-- start of RECORDS FOR PROCESSING --
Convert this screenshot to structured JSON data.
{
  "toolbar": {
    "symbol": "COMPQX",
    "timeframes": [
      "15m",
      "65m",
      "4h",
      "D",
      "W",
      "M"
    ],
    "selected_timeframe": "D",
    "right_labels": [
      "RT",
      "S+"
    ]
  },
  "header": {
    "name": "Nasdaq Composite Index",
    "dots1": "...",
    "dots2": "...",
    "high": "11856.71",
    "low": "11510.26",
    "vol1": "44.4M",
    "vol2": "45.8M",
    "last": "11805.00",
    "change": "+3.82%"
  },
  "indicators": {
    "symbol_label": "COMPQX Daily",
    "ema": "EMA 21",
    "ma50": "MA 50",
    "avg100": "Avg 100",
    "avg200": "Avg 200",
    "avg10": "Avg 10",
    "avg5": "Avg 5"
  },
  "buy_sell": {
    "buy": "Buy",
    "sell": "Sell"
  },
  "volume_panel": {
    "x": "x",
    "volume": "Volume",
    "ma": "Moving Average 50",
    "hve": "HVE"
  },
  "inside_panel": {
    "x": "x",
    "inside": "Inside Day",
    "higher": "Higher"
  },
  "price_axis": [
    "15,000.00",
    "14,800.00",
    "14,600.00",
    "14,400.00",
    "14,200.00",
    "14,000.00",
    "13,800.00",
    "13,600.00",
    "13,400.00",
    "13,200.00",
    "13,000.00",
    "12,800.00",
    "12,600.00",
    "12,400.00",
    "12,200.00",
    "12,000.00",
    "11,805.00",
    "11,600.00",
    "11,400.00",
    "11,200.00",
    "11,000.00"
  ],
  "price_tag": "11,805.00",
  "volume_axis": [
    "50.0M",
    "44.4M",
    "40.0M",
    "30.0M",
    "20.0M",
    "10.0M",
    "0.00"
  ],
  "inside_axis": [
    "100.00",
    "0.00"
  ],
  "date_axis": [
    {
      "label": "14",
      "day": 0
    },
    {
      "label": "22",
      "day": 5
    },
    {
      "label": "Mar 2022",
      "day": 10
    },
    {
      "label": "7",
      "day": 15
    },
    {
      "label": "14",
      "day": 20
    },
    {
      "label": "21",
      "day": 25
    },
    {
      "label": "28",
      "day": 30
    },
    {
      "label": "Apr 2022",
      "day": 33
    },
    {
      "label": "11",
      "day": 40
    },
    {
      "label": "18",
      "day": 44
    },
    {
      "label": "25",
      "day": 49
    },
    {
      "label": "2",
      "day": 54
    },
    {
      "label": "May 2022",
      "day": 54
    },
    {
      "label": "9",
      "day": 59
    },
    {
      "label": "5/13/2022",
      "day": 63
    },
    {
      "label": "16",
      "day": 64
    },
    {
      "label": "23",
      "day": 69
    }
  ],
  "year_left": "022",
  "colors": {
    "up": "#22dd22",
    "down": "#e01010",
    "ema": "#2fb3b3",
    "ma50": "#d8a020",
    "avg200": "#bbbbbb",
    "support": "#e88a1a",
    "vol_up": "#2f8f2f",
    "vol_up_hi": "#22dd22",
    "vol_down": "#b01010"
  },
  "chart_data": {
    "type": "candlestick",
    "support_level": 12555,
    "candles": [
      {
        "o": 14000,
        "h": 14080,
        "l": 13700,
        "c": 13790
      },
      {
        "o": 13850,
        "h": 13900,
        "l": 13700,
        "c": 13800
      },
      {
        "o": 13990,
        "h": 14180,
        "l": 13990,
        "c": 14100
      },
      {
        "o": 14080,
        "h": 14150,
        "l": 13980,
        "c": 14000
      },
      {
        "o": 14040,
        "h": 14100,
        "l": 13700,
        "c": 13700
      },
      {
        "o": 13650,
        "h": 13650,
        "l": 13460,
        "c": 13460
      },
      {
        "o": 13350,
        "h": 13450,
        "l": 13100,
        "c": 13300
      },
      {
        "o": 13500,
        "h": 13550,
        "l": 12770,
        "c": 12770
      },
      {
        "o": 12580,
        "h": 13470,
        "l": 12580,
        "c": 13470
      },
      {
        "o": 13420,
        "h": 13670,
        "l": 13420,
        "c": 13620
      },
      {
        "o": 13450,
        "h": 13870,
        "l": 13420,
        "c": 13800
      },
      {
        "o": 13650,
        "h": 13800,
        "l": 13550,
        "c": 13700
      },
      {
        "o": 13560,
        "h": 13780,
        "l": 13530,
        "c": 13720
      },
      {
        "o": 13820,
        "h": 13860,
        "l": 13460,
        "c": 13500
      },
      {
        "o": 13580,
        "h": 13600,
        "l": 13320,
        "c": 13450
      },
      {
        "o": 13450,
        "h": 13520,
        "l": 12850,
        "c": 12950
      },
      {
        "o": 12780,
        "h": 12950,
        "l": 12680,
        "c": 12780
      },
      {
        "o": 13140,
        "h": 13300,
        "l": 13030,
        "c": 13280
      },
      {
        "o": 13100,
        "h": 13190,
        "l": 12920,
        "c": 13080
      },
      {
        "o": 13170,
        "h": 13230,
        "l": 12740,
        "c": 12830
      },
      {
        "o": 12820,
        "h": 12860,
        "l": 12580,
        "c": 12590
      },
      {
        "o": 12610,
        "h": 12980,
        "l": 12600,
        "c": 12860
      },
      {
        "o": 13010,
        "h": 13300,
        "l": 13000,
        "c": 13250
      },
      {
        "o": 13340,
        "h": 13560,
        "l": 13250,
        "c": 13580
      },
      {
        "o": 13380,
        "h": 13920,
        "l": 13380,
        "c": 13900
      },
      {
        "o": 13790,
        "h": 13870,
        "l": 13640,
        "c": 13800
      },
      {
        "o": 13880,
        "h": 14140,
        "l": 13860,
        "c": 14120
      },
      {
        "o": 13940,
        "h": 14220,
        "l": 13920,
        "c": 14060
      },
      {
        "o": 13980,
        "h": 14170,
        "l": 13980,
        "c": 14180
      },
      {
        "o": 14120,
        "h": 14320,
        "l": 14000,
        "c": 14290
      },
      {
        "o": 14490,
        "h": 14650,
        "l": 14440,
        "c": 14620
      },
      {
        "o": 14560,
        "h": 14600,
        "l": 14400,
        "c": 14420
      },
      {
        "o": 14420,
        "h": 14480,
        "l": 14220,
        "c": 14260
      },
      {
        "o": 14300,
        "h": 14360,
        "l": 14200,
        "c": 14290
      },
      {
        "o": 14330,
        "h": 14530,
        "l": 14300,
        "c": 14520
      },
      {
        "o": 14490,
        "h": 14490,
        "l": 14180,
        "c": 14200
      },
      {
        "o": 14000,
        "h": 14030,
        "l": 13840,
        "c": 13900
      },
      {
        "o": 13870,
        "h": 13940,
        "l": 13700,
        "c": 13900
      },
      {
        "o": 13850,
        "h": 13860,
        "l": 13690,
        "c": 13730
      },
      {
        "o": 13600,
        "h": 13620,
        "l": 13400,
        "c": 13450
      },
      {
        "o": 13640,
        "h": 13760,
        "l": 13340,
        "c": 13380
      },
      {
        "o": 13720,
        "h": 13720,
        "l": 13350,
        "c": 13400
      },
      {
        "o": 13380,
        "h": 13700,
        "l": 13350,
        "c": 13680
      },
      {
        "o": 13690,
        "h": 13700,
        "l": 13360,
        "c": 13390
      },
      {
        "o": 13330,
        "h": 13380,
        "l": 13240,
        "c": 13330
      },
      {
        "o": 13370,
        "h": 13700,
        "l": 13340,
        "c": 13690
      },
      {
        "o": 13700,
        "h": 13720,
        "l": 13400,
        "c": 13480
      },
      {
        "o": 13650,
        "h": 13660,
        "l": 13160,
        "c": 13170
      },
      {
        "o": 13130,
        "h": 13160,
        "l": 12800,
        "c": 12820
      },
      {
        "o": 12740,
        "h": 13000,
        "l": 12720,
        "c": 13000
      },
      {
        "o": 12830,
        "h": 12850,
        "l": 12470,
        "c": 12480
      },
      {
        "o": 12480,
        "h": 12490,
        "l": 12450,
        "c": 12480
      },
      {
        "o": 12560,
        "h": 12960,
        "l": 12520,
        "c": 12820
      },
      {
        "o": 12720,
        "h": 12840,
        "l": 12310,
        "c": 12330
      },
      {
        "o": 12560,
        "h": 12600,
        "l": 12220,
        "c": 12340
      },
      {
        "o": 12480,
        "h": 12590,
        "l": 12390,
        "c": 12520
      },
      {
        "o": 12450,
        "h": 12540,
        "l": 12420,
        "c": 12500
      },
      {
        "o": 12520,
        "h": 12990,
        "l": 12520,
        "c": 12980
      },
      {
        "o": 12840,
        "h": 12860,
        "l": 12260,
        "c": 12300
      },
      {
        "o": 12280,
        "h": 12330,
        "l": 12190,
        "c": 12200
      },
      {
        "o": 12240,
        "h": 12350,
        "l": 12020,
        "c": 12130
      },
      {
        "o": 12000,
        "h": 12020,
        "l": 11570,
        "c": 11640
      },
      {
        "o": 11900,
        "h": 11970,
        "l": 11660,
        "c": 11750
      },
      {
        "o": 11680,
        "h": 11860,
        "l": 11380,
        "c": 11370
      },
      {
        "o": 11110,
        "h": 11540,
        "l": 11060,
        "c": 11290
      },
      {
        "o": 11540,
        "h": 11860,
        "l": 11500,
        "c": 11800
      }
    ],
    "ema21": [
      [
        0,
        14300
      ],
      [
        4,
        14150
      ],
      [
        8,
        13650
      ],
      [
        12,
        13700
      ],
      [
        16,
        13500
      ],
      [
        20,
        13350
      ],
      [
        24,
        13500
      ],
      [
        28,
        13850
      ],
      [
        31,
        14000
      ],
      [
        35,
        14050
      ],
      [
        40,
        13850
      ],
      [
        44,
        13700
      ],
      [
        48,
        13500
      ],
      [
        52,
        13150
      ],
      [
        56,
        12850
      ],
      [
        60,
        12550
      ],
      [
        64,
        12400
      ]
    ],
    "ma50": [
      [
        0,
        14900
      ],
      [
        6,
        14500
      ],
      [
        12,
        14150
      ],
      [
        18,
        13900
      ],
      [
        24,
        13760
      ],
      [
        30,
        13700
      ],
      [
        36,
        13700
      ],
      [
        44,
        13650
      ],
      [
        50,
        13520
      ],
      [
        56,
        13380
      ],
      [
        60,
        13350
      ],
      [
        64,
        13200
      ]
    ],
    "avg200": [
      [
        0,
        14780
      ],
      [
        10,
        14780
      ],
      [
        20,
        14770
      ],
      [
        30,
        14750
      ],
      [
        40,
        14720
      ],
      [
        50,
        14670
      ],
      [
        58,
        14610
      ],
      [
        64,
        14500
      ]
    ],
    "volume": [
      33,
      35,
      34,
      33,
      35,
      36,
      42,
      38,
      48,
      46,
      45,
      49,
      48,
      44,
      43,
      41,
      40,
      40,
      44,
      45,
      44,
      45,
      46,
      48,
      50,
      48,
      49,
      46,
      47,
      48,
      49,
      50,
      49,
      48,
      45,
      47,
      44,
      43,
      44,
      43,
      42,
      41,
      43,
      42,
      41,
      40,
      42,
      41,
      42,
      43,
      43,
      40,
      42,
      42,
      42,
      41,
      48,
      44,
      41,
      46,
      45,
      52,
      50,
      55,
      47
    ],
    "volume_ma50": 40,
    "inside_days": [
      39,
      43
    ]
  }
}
-- end of RECORDS FOR PROCESSING --
BRIEF: Tell how many lines of the data above hold the string "COMPQX". Give only the number.

RESULT OF THIS TASK: 2